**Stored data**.
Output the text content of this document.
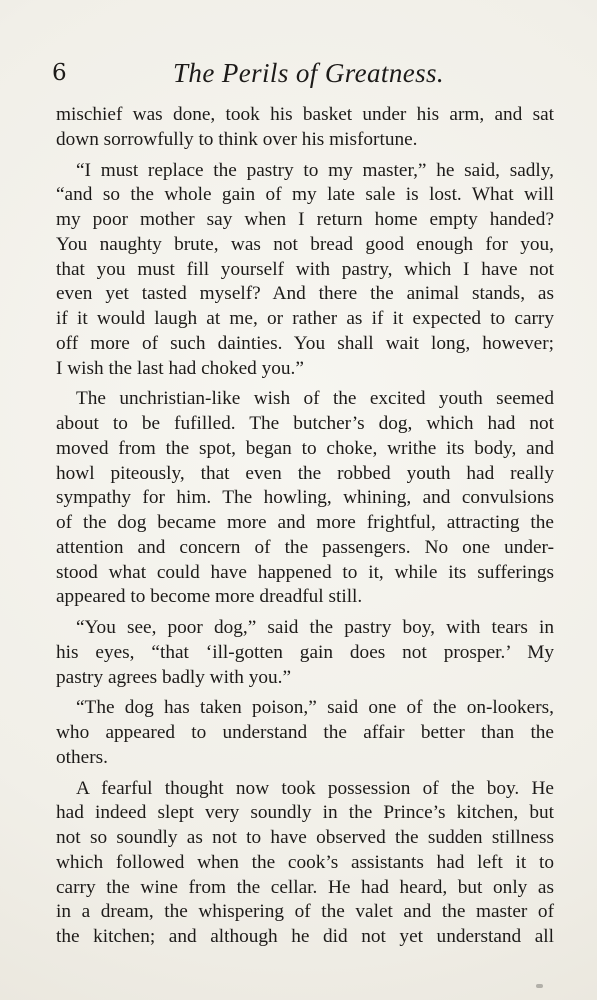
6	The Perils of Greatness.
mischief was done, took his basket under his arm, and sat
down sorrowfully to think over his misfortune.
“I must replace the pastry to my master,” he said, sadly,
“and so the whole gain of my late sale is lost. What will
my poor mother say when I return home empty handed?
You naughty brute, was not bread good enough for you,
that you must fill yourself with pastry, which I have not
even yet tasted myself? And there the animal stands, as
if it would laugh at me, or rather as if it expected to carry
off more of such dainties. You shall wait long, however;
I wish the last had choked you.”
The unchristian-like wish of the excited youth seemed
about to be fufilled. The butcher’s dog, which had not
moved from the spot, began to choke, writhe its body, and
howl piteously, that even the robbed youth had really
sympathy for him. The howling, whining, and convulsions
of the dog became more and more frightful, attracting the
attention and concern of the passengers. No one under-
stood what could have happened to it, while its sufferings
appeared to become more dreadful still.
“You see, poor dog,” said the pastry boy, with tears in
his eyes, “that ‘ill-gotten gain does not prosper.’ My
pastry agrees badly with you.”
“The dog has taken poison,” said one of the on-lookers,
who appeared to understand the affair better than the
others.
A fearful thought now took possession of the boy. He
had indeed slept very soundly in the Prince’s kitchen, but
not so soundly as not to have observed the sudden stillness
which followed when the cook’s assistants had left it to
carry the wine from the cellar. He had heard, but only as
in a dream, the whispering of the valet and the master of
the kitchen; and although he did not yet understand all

**PROBLEM STATEMENT**.
Show every line of the listing in which the string "took" can be found.

**RESPONSE**.
mischief was done, took his basket under his arm, and sat
A fearful thought now took possession of the boy. He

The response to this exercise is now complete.